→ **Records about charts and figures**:
==================================================

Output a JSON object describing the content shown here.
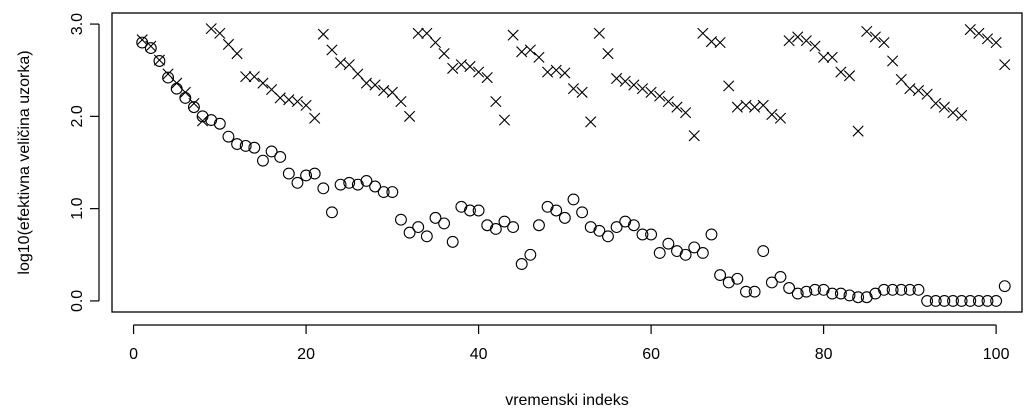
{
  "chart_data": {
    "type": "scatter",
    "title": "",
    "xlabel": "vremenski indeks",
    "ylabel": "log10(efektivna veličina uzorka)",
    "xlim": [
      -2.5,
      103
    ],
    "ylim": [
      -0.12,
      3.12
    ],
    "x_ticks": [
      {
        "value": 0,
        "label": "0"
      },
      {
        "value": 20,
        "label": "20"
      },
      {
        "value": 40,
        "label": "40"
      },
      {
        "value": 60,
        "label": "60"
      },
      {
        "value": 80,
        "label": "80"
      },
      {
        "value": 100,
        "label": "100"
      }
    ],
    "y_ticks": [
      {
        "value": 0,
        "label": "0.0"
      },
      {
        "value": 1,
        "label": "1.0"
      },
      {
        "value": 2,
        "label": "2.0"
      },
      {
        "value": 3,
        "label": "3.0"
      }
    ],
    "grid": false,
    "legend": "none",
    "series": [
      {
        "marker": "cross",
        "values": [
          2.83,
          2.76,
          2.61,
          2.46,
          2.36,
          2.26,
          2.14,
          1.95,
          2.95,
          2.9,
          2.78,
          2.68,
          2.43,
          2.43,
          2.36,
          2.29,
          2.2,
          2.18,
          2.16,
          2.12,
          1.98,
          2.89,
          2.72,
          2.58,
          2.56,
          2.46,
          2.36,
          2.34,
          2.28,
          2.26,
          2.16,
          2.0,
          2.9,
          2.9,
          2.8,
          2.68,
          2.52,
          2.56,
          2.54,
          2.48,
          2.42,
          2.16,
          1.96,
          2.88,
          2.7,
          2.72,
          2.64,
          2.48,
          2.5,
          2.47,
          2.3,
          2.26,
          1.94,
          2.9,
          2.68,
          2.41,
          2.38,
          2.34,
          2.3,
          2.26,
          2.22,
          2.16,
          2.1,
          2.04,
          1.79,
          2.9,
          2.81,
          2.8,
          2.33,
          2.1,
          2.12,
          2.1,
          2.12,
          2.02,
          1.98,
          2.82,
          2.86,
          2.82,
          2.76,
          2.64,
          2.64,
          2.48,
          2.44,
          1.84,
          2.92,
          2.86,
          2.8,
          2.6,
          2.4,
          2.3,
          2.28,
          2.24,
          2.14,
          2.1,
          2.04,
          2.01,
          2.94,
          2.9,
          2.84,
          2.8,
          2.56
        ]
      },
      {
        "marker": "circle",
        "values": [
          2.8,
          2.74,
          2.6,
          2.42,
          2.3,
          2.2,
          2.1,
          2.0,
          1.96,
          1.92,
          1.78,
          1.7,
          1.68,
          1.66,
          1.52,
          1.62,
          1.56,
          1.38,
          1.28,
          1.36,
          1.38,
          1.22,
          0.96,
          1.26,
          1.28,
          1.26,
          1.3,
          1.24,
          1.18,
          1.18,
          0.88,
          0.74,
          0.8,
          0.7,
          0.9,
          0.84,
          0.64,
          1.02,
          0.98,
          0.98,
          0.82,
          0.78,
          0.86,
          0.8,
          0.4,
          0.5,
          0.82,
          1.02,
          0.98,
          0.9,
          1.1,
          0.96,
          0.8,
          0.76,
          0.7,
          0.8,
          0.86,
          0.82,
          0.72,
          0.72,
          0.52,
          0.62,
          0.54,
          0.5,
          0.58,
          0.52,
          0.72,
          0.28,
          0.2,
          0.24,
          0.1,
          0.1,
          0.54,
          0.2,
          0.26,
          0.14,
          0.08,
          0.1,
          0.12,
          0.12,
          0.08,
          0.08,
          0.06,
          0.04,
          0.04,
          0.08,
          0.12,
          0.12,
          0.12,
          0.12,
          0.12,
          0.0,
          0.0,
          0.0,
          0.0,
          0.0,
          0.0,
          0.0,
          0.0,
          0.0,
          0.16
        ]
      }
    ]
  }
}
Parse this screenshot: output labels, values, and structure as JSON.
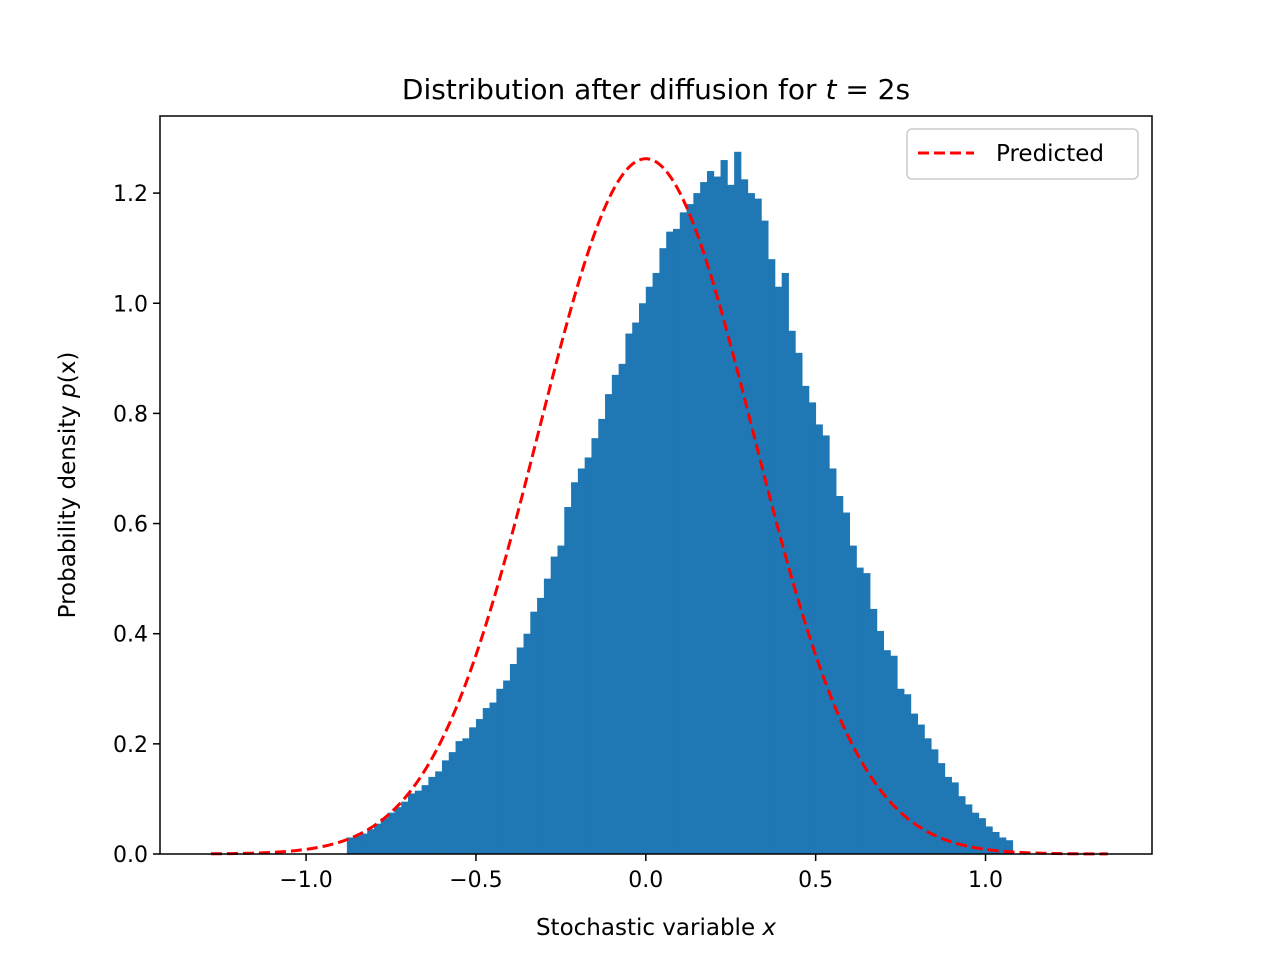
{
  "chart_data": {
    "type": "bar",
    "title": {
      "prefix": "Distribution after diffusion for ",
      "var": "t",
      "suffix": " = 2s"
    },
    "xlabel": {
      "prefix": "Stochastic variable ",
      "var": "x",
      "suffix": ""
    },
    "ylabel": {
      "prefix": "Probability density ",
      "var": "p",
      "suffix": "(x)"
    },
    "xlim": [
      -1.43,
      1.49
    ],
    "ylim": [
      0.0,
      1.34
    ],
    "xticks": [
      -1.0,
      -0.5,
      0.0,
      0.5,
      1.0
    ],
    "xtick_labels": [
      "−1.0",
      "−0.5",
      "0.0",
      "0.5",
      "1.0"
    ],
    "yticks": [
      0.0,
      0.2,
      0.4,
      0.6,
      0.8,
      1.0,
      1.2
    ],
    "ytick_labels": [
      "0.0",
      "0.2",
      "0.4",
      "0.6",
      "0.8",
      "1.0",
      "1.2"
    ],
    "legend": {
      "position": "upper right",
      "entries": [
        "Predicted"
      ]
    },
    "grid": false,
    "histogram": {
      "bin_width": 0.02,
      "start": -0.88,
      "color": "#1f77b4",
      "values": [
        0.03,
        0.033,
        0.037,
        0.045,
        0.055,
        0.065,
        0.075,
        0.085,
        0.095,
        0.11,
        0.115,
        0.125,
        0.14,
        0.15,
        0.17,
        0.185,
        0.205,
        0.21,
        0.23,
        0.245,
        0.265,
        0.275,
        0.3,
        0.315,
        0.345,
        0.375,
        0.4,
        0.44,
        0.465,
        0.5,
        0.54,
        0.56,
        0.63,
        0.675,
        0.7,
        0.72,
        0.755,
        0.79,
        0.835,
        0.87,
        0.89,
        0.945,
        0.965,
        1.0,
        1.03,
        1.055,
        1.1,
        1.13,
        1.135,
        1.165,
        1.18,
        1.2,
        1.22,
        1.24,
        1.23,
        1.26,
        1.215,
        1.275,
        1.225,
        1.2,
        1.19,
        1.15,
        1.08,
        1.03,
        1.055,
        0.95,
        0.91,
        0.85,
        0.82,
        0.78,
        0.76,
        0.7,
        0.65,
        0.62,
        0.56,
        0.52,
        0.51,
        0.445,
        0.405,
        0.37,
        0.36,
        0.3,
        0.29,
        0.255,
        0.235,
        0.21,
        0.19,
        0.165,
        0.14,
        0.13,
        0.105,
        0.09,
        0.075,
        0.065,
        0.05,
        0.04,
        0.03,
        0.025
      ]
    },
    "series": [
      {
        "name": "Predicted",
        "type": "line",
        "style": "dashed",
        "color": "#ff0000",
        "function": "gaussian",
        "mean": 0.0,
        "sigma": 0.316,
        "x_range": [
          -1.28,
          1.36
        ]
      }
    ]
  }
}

==================================================

→ **PROBLEM DETAILS**:
Go through the listing above and quote it exactly, apart from its images.

→ **TASK RESULT**:
Output a JSON object describing the content shown here.
{
  "chart_data": {
    "type": "scatter",
    "title": "",
    "xlabel": "vremenski indeks",
    "ylabel": "log10(efektivna veličina uzorka)",
    "xlim": [
      -2.5,
      103
    ],
    "ylim": [
      -0.12,
      3.12
    ],
    "x_ticks": [
      {
        "value": 0,
        "label": "0"
      },
      {
        "value": 20,
        "label": "20"
      },
      {
        "value": 40,
        "label": "40"
      },
      {
        "value": 60,
        "label": "60"
      },
      {
        "value": 80,
        "label": "80"
      },
      {
        "value": 100,
        "label": "100"
      }
    ],
    "y_ticks": [
      {
        "value": 0,
        "label": "0.0"
      },
      {
        "value": 1,
        "label": "1.0"
      },
      {
        "value": 2,
        "label": "2.0"
      },
      {
        "value": 3,
        "label": "3.0"
      }
    ],
    "grid": false,
    "legend": "none",
    "series": [
      {
        "marker": "cross",
        "values": [
          2.83,
          2.76,
          2.61,
          2.46,
          2.36,
          2.26,
          2.14,
          1.95,
          2.95,
          2.9,
          2.78,
          2.68,
          2.43,
          2.43,
          2.36,
          2.29,
          2.2,
          2.18,
          2.16,
          2.12,
          1.98,
          2.89,
          2.72,
          2.58,
          2.56,
          2.46,
          2.36,
          2.34,
          2.28,
          2.26,
          2.16,
          2.0,
          2.9,
          2.9,
          2.8,
          2.68,
          2.52,
          2.56,
          2.54,
          2.48,
          2.42,
          2.16,
          1.96,
          2.88,
          2.7,
          2.72,
          2.64,
          2.48,
          2.5,
          2.47,
          2.3,
          2.26,
          1.94,
          2.9,
          2.68,
          2.41,
          2.38,
          2.34,
          2.3,
          2.26,
          2.22,
          2.16,
          2.1,
          2.04,
          1.79,
          2.9,
          2.81,
          2.8,
          2.33,
          2.1,
          2.12,
          2.1,
          2.12,
          2.02,
          1.98,
          2.82,
          2.86,
          2.82,
          2.76,
          2.64,
          2.64,
          2.48,
          2.44,
          1.84,
          2.92,
          2.86,
          2.8,
          2.6,
          2.4,
          2.3,
          2.28,
          2.24,
          2.14,
          2.1,
          2.04,
          2.01,
          2.94,
          2.9,
          2.84,
          2.8,
          2.56
        ]
      },
      {
        "marker": "circle",
        "values": [
          2.8,
          2.74,
          2.6,
          2.42,
          2.3,
          2.2,
          2.1,
          2.0,
          1.96,
          1.92,
          1.78,
          1.7,
          1.68,
          1.66,
          1.52,
          1.62,
          1.56,
          1.38,
          1.28,
          1.36,
          1.38,
          1.22,
          0.96,
          1.26,
          1.28,
          1.26,
          1.3,
          1.24,
          1.18,
          1.18,
          0.88,
          0.74,
          0.8,
          0.7,
          0.9,
          0.84,
          0.64,
          1.02,
          0.98,
          0.98,
          0.82,
          0.78,
          0.86,
          0.8,
          0.4,
          0.5,
          0.82,
          1.02,
          0.98,
          0.9,
          1.1,
          0.96,
          0.8,
          0.76,
          0.7,
          0.8,
          0.86,
          0.82,
          0.72,
          0.72,
          0.52,
          0.62,
          0.54,
          0.5,
          0.58,
          0.52,
          0.72,
          0.28,
          0.2,
          0.24,
          0.1,
          0.1,
          0.54,
          0.2,
          0.26,
          0.14,
          0.08,
          0.1,
          0.12,
          0.12,
          0.08,
          0.08,
          0.06,
          0.04,
          0.04,
          0.08,
          0.12,
          0.12,
          0.12,
          0.12,
          0.12,
          0.0,
          0.0,
          0.0,
          0.0,
          0.0,
          0.0,
          0.0,
          0.0,
          0.0,
          0.16
        ]
      }
    ]
  }
}
Parse this screenshot: output labels, values, and structure as JSON.
{
  "chart_data": {
    "type": "bar",
    "title": {
      "prefix": "Distribution after diffusion for ",
      "var": "t",
      "suffix": " = 2s"
    },
    "xlabel": {
      "prefix": "Stochastic variable ",
      "var": "x",
      "suffix": ""
    },
    "ylabel": {
      "prefix": "Probability density ",
      "var": "p",
      "suffix": "(x)"
    },
    "xlim": [
      -1.43,
      1.49
    ],
    "ylim": [
      0.0,
      1.34
    ],
    "xticks": [
      -1.0,
      -0.5,
      0.0,
      0.5,
      1.0
    ],
    "xtick_labels": [
      "−1.0",
      "−0.5",
      "0.0",
      "0.5",
      "1.0"
    ],
    "yticks": [
      0.0,
      0.2,
      0.4,
      0.6,
      0.8,
      1.0,
      1.2
    ],
    "ytick_labels": [
      "0.0",
      "0.2",
      "0.4",
      "0.6",
      "0.8",
      "1.0",
      "1.2"
    ],
    "legend": {
      "position": "upper right",
      "entries": [
        "Predicted"
      ]
    },
    "grid": false,
    "histogram": {
      "bin_width": 0.02,
      "start": -0.88,
      "color": "#1f77b4",
      "values": [
        0.03,
        0.033,
        0.037,
        0.045,
        0.055,
        0.065,
        0.075,
        0.085,
        0.095,
        0.11,
        0.115,
        0.125,
        0.14,
        0.15,
        0.17,
        0.185,
        0.205,
        0.21,
        0.23,
        0.245,
        0.265,
        0.275,
        0.3,
        0.315,
        0.345,
        0.375,
        0.4,
        0.44,
        0.465,
        0.5,
        0.54,
        0.56,
        0.63,
        0.675,
        0.7,
        0.72,
        0.755,
        0.79,
        0.835,
        0.87,
        0.89,
        0.945,
        0.965,
        1.0,
        1.03,
        1.055,
        1.1,
        1.13,
        1.135,
        1.165,
        1.18,
        1.2,
        1.22,
        1.24,
        1.23,
        1.26,
        1.215,
        1.275,
        1.225,
        1.2,
        1.19,
        1.15,
        1.08,
        1.03,
        1.055,
        0.95,
        0.91,
        0.85,
        0.82,
        0.78,
        0.76,
        0.7,
        0.65,
        0.62,
        0.56,
        0.52,
        0.51,
        0.445,
        0.405,
        0.37,
        0.36,
        0.3,
        0.29,
        0.255,
        0.235,
        0.21,
        0.19,
        0.165,
        0.14,
        0.13,
        0.105,
        0.09,
        0.075,
        0.065,
        0.05,
        0.04,
        0.03,
        0.025
      ]
    },
    "series": [
      {
        "name": "Predicted",
        "type": "line",
        "style": "dashed",
        "color": "#ff0000",
        "function": "gaussian",
        "mean": 0.0,
        "sigma": 0.316,
        "x_range": [
          -1.28,
          1.36
        ]
      }
    ]
  }
}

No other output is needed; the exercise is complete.